Would you transcribe the whole listing exactly, minus its pictures?

- Material for this exercise:
──────

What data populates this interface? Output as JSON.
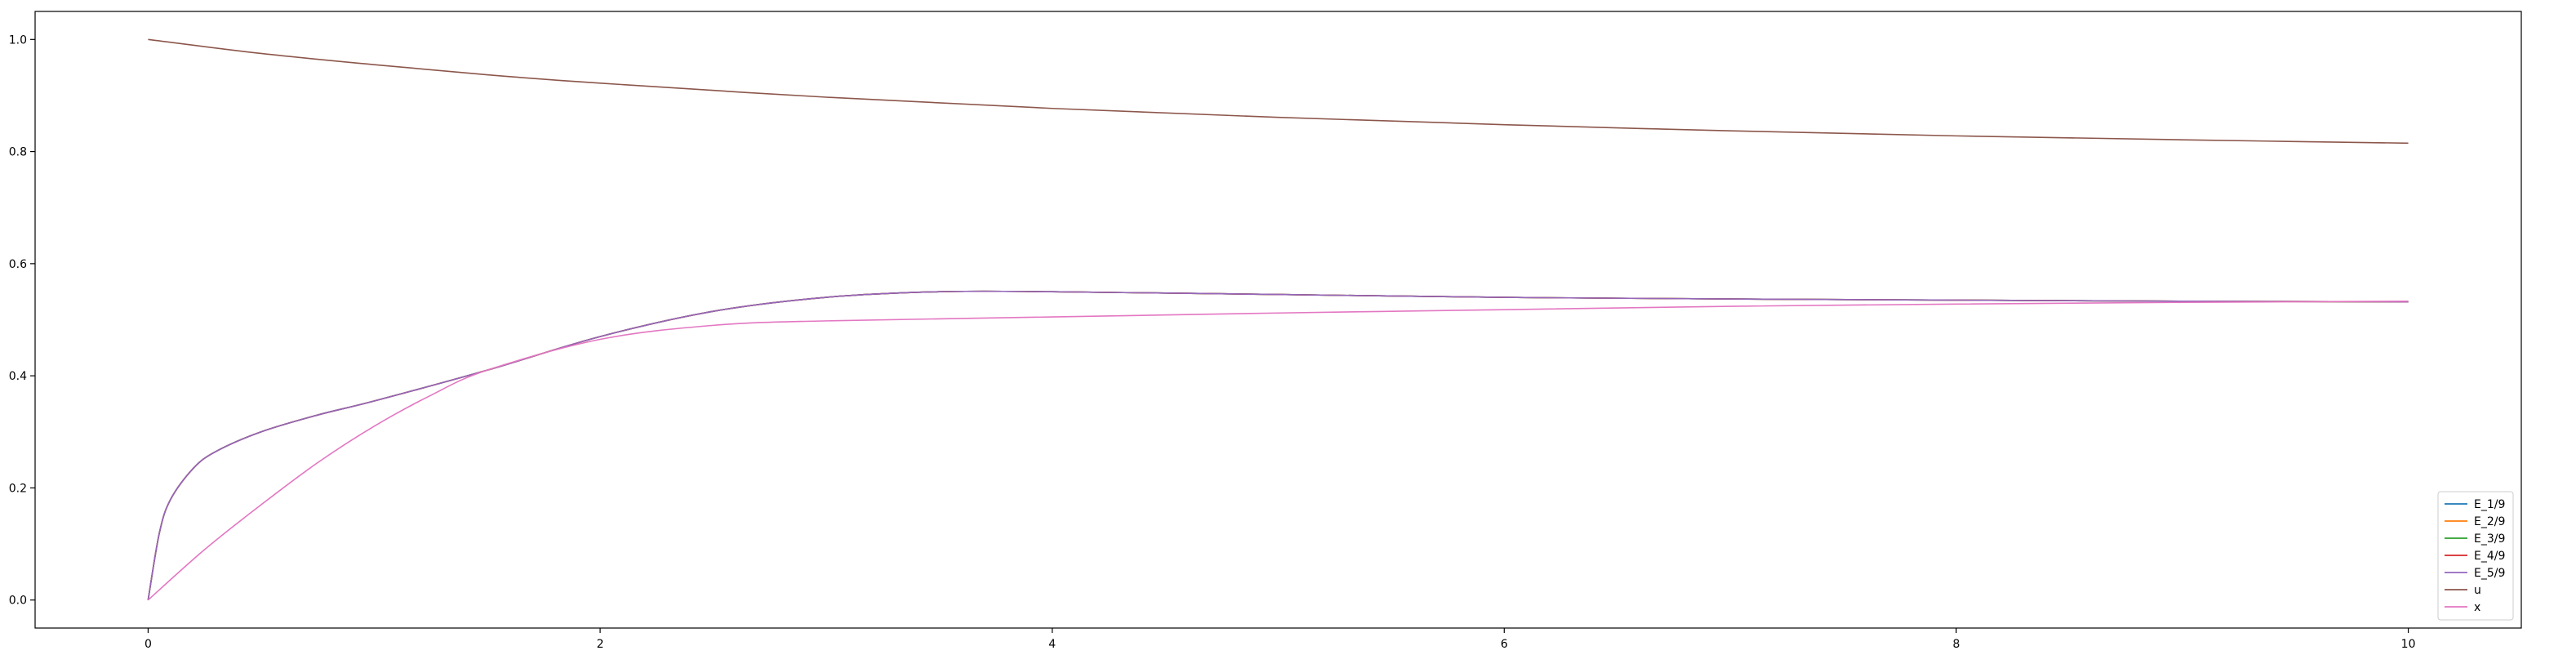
{
  "chart_data": {
    "type": "line",
    "title": "",
    "xlabel": "",
    "ylabel": "",
    "xlim": [
      -0.5,
      10.5
    ],
    "ylim": [
      -0.05,
      1.05
    ],
    "grid": false,
    "legend_position": "lower-right",
    "x_ticks": [
      0,
      2,
      4,
      6,
      8,
      10
    ],
    "x_tick_labels": [
      "0",
      "2",
      "4",
      "6",
      "8",
      "10"
    ],
    "y_ticks": [
      0.0,
      0.2,
      0.4,
      0.6,
      0.8,
      1.0
    ],
    "y_tick_labels": [
      "0.0",
      "0.2",
      "0.4",
      "0.6",
      "0.8",
      "1.0"
    ],
    "series": [
      {
        "name": "E_1/9",
        "color": "#1f77b4",
        "x": [
          0,
          0.05,
          0.1,
          0.2,
          0.3,
          0.5,
          0.75,
          1,
          1.5,
          2,
          2.5,
          3,
          3.5,
          4,
          5,
          6,
          7,
          8,
          9,
          10
        ],
        "y": [
          0,
          0.12,
          0.18,
          0.235,
          0.265,
          0.3,
          0.33,
          0.355,
          0.41,
          0.47,
          0.515,
          0.54,
          0.55,
          0.55,
          0.545,
          0.54,
          0.537,
          0.535,
          0.533,
          0.532
        ]
      },
      {
        "name": "E_2/9",
        "color": "#ff7f0e",
        "x": [
          0,
          0.05,
          0.1,
          0.2,
          0.3,
          0.5,
          0.75,
          1,
          1.5,
          2,
          2.5,
          3,
          3.5,
          4,
          5,
          6,
          7,
          8,
          9,
          10
        ],
        "y": [
          0,
          0.12,
          0.18,
          0.235,
          0.265,
          0.3,
          0.33,
          0.355,
          0.41,
          0.47,
          0.515,
          0.54,
          0.55,
          0.55,
          0.545,
          0.54,
          0.537,
          0.535,
          0.533,
          0.532
        ]
      },
      {
        "name": "E_3/9",
        "color": "#2ca02c",
        "x": [
          0,
          0.05,
          0.1,
          0.2,
          0.3,
          0.5,
          0.75,
          1,
          1.5,
          2,
          2.5,
          3,
          3.5,
          4,
          5,
          6,
          7,
          8,
          9,
          10
        ],
        "y": [
          0,
          0.12,
          0.18,
          0.235,
          0.265,
          0.3,
          0.33,
          0.355,
          0.41,
          0.47,
          0.515,
          0.54,
          0.55,
          0.55,
          0.545,
          0.54,
          0.537,
          0.535,
          0.533,
          0.532
        ]
      },
      {
        "name": "E_4/9",
        "color": "#d62728",
        "x": [
          0,
          0.05,
          0.1,
          0.2,
          0.3,
          0.5,
          0.75,
          1,
          1.5,
          2,
          2.5,
          3,
          3.5,
          4,
          5,
          6,
          7,
          8,
          9,
          10
        ],
        "y": [
          0,
          0.12,
          0.18,
          0.235,
          0.265,
          0.3,
          0.33,
          0.355,
          0.41,
          0.47,
          0.515,
          0.54,
          0.55,
          0.55,
          0.545,
          0.54,
          0.537,
          0.535,
          0.533,
          0.532
        ]
      },
      {
        "name": "E_5/9",
        "color": "#9467bd",
        "x": [
          0,
          0.05,
          0.1,
          0.2,
          0.3,
          0.5,
          0.75,
          1,
          1.5,
          2,
          2.5,
          3,
          3.5,
          4,
          5,
          6,
          7,
          8,
          9,
          10
        ],
        "y": [
          0,
          0.12,
          0.18,
          0.235,
          0.265,
          0.3,
          0.33,
          0.355,
          0.41,
          0.47,
          0.515,
          0.54,
          0.55,
          0.55,
          0.545,
          0.54,
          0.537,
          0.535,
          0.533,
          0.532
        ]
      },
      {
        "name": "u",
        "color": "#8c564b",
        "x": [
          0,
          0.5,
          1,
          1.5,
          2,
          3,
          4,
          5,
          6,
          7,
          8,
          9,
          10
        ],
        "y": [
          1.0,
          0.975,
          0.955,
          0.937,
          0.922,
          0.897,
          0.877,
          0.861,
          0.848,
          0.837,
          0.828,
          0.821,
          0.815
        ]
      },
      {
        "name": "x",
        "color": "#e377c2",
        "x": [
          0,
          0.25,
          0.5,
          0.75,
          1,
          1.25,
          1.5,
          2,
          2.5,
          3,
          4,
          5,
          6,
          7,
          8,
          9,
          10
        ],
        "y": [
          0,
          0.09,
          0.17,
          0.245,
          0.31,
          0.365,
          0.41,
          0.465,
          0.49,
          0.498,
          0.505,
          0.512,
          0.518,
          0.524,
          0.528,
          0.531,
          0.533
        ]
      }
    ]
  }
}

──────

- Result for this exercise:
What data populates this interface? Output as JSON.
{
  "chart_data": {
    "type": "line",
    "title": "",
    "xlabel": "",
    "ylabel": "",
    "xlim": [
      -0.5,
      10.5
    ],
    "ylim": [
      -0.05,
      1.05
    ],
    "grid": false,
    "legend_position": "lower-right",
    "x_ticks": [
      0,
      2,
      4,
      6,
      8,
      10
    ],
    "x_tick_labels": [
      "0",
      "2",
      "4",
      "6",
      "8",
      "10"
    ],
    "y_ticks": [
      0.0,
      0.2,
      0.4,
      0.6,
      0.8,
      1.0
    ],
    "y_tick_labels": [
      "0.0",
      "0.2",
      "0.4",
      "0.6",
      "0.8",
      "1.0"
    ],
    "series": [
      {
        "name": "E_1/9",
        "color": "#1f77b4",
        "x": [
          0,
          0.05,
          0.1,
          0.2,
          0.3,
          0.5,
          0.75,
          1,
          1.5,
          2,
          2.5,
          3,
          3.5,
          4,
          5,
          6,
          7,
          8,
          9,
          10
        ],
        "y": [
          0,
          0.12,
          0.18,
          0.235,
          0.265,
          0.3,
          0.33,
          0.355,
          0.41,
          0.47,
          0.515,
          0.54,
          0.55,
          0.55,
          0.545,
          0.54,
          0.537,
          0.535,
          0.533,
          0.532
        ]
      },
      {
        "name": "E_2/9",
        "color": "#ff7f0e",
        "x": [
          0,
          0.05,
          0.1,
          0.2,
          0.3,
          0.5,
          0.75,
          1,
          1.5,
          2,
          2.5,
          3,
          3.5,
          4,
          5,
          6,
          7,
          8,
          9,
          10
        ],
        "y": [
          0,
          0.12,
          0.18,
          0.235,
          0.265,
          0.3,
          0.33,
          0.355,
          0.41,
          0.47,
          0.515,
          0.54,
          0.55,
          0.55,
          0.545,
          0.54,
          0.537,
          0.535,
          0.533,
          0.532
        ]
      },
      {
        "name": "E_3/9",
        "color": "#2ca02c",
        "x": [
          0,
          0.05,
          0.1,
          0.2,
          0.3,
          0.5,
          0.75,
          1,
          1.5,
          2,
          2.5,
          3,
          3.5,
          4,
          5,
          6,
          7,
          8,
          9,
          10
        ],
        "y": [
          0,
          0.12,
          0.18,
          0.235,
          0.265,
          0.3,
          0.33,
          0.355,
          0.41,
          0.47,
          0.515,
          0.54,
          0.55,
          0.55,
          0.545,
          0.54,
          0.537,
          0.535,
          0.533,
          0.532
        ]
      },
      {
        "name": "E_4/9",
        "color": "#d62728",
        "x": [
          0,
          0.05,
          0.1,
          0.2,
          0.3,
          0.5,
          0.75,
          1,
          1.5,
          2,
          2.5,
          3,
          3.5,
          4,
          5,
          6,
          7,
          8,
          9,
          10
        ],
        "y": [
          0,
          0.12,
          0.18,
          0.235,
          0.265,
          0.3,
          0.33,
          0.355,
          0.41,
          0.47,
          0.515,
          0.54,
          0.55,
          0.55,
          0.545,
          0.54,
          0.537,
          0.535,
          0.533,
          0.532
        ]
      },
      {
        "name": "E_5/9",
        "color": "#9467bd",
        "x": [
          0,
          0.05,
          0.1,
          0.2,
          0.3,
          0.5,
          0.75,
          1,
          1.5,
          2,
          2.5,
          3,
          3.5,
          4,
          5,
          6,
          7,
          8,
          9,
          10
        ],
        "y": [
          0,
          0.12,
          0.18,
          0.235,
          0.265,
          0.3,
          0.33,
          0.355,
          0.41,
          0.47,
          0.515,
          0.54,
          0.55,
          0.55,
          0.545,
          0.54,
          0.537,
          0.535,
          0.533,
          0.532
        ]
      },
      {
        "name": "u",
        "color": "#8c564b",
        "x": [
          0,
          0.5,
          1,
          1.5,
          2,
          3,
          4,
          5,
          6,
          7,
          8,
          9,
          10
        ],
        "y": [
          1.0,
          0.975,
          0.955,
          0.937,
          0.922,
          0.897,
          0.877,
          0.861,
          0.848,
          0.837,
          0.828,
          0.821,
          0.815
        ]
      },
      {
        "name": "x",
        "color": "#e377c2",
        "x": [
          0,
          0.25,
          0.5,
          0.75,
          1,
          1.25,
          1.5,
          2,
          2.5,
          3,
          4,
          5,
          6,
          7,
          8,
          9,
          10
        ],
        "y": [
          0,
          0.09,
          0.17,
          0.245,
          0.31,
          0.365,
          0.41,
          0.465,
          0.49,
          0.498,
          0.505,
          0.512,
          0.518,
          0.524,
          0.528,
          0.531,
          0.533
        ]
      }
    ]
  }
}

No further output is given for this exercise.